• GIVEN REQUEST
Using the listing below, please gather every line containing the word "εἶναι".

Stored records
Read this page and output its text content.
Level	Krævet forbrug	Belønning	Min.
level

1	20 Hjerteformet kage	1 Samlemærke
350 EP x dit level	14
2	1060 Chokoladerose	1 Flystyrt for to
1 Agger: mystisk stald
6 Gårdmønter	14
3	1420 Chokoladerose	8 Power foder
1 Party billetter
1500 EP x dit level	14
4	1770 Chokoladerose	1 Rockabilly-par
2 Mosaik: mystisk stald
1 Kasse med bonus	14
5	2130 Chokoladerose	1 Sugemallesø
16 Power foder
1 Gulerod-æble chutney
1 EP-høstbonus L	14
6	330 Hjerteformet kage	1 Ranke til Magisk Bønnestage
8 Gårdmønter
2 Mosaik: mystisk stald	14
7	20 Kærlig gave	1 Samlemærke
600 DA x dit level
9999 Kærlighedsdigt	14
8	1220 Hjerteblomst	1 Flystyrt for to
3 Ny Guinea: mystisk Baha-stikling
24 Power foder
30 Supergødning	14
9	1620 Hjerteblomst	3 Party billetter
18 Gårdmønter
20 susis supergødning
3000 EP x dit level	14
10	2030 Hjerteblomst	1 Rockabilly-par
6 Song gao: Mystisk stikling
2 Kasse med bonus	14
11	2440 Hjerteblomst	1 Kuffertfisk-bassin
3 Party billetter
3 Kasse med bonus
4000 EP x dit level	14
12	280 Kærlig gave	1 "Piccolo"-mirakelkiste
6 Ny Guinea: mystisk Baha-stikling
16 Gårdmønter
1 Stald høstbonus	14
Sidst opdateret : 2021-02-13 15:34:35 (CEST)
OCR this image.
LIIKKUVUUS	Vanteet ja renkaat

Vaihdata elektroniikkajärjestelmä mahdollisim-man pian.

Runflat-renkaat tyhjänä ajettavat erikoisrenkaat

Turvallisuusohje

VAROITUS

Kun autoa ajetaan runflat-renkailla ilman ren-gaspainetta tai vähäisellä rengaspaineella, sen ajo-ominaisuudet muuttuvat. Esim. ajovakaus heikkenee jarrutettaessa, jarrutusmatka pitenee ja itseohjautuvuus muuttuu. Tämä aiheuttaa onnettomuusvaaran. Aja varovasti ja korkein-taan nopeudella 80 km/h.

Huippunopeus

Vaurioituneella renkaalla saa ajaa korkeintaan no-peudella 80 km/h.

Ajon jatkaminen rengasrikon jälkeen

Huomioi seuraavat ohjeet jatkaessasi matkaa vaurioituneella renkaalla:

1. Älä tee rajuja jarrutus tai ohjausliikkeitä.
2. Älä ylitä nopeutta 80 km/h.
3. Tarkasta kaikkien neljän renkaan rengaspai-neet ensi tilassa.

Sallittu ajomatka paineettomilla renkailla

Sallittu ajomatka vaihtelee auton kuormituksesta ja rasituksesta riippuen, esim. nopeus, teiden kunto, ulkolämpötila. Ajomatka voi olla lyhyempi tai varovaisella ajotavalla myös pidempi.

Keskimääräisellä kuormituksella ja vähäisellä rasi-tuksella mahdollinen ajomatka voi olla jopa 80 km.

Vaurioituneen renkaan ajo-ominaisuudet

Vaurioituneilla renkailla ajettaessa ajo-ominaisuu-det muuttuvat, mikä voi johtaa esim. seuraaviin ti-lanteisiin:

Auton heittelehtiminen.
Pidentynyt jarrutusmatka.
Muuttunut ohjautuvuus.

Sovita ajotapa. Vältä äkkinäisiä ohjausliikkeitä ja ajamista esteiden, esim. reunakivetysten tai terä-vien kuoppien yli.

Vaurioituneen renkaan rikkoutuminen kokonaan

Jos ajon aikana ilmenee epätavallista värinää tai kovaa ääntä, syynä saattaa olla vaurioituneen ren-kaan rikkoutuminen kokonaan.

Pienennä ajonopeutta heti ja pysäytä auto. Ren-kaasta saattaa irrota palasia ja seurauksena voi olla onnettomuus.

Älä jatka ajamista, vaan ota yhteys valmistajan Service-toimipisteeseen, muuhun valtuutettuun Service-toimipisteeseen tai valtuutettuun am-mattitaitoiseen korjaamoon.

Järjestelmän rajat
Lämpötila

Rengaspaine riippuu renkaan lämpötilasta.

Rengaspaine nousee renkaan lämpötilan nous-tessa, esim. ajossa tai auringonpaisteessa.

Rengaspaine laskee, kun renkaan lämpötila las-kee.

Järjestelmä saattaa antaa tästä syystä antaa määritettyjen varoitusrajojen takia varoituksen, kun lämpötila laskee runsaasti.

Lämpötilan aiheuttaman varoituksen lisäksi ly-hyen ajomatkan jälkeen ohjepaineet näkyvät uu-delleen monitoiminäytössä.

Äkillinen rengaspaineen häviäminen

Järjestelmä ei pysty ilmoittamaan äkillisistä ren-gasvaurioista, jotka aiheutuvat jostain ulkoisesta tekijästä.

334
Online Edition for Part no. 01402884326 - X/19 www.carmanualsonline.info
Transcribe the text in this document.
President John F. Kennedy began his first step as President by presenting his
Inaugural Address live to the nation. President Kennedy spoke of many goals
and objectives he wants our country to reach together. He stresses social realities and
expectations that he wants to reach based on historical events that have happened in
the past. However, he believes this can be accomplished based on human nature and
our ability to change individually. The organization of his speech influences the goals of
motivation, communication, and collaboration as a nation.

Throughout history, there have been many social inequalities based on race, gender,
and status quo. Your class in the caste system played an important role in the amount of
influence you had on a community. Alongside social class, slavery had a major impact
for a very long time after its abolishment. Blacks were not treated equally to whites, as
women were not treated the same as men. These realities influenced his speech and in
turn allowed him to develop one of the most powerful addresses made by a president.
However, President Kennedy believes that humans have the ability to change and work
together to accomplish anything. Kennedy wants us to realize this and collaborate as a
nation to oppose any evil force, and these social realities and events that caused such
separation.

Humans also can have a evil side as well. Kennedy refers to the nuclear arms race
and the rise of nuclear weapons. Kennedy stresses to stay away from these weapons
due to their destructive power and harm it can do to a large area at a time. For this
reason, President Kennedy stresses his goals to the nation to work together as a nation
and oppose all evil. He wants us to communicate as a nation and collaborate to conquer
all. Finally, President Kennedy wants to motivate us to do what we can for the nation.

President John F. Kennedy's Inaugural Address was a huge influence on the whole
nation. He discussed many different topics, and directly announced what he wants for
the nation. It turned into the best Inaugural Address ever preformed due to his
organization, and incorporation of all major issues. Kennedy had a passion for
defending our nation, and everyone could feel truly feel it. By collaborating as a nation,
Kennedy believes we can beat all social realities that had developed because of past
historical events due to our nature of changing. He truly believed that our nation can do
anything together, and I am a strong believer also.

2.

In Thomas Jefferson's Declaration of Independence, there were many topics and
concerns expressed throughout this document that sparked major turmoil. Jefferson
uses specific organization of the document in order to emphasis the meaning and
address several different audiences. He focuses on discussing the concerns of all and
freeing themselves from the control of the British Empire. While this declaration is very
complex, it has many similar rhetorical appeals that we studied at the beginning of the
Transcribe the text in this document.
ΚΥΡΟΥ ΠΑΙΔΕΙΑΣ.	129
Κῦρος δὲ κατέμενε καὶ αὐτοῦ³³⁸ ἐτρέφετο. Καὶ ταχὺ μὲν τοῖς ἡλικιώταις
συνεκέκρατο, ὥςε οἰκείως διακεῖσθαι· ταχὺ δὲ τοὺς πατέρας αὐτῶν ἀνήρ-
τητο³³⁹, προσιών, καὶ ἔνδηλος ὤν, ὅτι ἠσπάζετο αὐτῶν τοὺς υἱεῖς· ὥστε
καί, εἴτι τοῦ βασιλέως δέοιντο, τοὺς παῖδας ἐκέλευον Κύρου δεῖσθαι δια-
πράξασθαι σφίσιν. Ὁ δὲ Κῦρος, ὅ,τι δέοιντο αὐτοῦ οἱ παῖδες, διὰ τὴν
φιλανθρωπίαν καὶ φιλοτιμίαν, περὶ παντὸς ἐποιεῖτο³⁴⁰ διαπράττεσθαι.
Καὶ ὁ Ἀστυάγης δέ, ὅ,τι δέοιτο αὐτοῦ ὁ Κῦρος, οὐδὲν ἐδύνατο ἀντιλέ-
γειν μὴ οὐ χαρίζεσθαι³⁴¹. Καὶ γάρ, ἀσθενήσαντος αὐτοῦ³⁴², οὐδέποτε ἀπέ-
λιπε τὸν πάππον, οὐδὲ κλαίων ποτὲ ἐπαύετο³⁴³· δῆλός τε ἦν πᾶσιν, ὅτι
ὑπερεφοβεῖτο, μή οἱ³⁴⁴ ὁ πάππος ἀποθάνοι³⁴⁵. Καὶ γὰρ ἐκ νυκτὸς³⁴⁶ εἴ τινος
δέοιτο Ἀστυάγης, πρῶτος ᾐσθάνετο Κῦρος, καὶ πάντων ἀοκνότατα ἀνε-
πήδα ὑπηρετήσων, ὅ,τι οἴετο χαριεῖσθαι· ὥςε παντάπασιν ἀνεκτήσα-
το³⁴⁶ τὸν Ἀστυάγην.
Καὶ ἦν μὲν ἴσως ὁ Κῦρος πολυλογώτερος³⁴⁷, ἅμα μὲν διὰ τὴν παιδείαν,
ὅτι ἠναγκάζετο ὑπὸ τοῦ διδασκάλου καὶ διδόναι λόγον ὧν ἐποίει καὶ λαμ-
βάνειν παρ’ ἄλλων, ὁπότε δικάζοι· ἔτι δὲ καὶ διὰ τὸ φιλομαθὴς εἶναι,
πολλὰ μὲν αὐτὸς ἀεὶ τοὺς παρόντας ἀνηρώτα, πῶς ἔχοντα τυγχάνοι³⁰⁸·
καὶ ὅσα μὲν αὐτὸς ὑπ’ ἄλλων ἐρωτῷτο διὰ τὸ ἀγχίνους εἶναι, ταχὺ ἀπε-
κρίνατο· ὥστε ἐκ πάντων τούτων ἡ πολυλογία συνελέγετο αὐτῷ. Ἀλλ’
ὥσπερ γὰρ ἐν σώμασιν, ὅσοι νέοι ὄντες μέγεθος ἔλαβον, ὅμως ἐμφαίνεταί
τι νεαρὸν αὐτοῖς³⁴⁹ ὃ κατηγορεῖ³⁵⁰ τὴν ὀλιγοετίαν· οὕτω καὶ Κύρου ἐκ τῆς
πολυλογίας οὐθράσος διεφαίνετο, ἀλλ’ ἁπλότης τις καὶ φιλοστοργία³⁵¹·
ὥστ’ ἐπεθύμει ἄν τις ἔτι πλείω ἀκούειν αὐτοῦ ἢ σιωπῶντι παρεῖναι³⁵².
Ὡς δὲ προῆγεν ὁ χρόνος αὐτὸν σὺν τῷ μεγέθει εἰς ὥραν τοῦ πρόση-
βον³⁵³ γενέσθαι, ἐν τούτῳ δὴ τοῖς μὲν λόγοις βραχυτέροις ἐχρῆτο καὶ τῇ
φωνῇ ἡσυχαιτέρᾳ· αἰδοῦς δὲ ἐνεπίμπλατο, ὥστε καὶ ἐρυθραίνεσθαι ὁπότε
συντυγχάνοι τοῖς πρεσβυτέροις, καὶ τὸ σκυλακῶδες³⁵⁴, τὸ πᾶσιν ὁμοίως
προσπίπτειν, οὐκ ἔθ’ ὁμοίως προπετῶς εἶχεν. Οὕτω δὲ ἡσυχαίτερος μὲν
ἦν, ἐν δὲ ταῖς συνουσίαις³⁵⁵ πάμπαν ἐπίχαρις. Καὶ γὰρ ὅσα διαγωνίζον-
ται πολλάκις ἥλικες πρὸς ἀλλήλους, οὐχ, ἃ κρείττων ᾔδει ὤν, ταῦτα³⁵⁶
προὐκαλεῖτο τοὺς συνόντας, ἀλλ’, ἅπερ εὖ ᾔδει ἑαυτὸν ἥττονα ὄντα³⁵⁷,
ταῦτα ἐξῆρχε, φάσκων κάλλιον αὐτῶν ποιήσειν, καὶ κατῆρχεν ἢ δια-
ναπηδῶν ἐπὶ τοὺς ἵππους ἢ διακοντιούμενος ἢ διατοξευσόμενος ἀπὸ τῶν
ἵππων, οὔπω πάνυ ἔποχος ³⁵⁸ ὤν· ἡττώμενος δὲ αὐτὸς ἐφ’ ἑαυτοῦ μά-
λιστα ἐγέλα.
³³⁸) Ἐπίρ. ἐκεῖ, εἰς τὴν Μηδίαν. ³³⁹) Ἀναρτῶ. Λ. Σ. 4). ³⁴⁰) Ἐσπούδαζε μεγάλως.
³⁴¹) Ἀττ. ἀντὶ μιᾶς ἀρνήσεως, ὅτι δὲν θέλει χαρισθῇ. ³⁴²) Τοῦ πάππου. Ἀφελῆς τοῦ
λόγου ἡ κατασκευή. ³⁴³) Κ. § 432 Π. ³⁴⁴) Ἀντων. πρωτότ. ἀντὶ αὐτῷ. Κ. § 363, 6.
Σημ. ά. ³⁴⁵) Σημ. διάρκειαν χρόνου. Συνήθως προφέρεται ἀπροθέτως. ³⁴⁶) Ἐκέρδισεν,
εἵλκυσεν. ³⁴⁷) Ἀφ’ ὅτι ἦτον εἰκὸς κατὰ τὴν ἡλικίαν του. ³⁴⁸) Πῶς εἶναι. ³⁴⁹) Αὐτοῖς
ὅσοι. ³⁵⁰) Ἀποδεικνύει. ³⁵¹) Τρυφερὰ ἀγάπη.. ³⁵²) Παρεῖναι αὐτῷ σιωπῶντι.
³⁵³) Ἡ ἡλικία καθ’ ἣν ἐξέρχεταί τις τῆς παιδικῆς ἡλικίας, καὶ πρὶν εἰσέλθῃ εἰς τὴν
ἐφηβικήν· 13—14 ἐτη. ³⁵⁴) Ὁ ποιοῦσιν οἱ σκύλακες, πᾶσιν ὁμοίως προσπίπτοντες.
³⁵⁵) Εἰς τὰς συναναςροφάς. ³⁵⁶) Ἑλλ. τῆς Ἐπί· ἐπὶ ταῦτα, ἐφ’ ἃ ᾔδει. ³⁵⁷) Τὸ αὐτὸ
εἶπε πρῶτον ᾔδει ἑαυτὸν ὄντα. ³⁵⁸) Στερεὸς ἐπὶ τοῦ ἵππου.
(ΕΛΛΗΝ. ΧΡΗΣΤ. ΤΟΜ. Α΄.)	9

• WRITTEN RESPONSE
βάνειν παρ’ ἄλλων, ὁπότε δικάζοι· ἔτι δὲ καὶ διὰ τὸ φιλομαθὴς εἶναι,
καὶ ὅσα μὲν αὐτὸς ὑπ’ ἄλλων ἐρωτῷτο διὰ τὸ ἀγχίνους εἶναι, ταχὺ ἀπε-
εἵλκυσεν. ³⁴⁷) Ἀφ’ ὅτι ἦτον εἰκὸς κατὰ τὴν ἡλικίαν του. ³⁴⁸) Πῶς εἶναι. ³⁴⁹) Αὐτοῖς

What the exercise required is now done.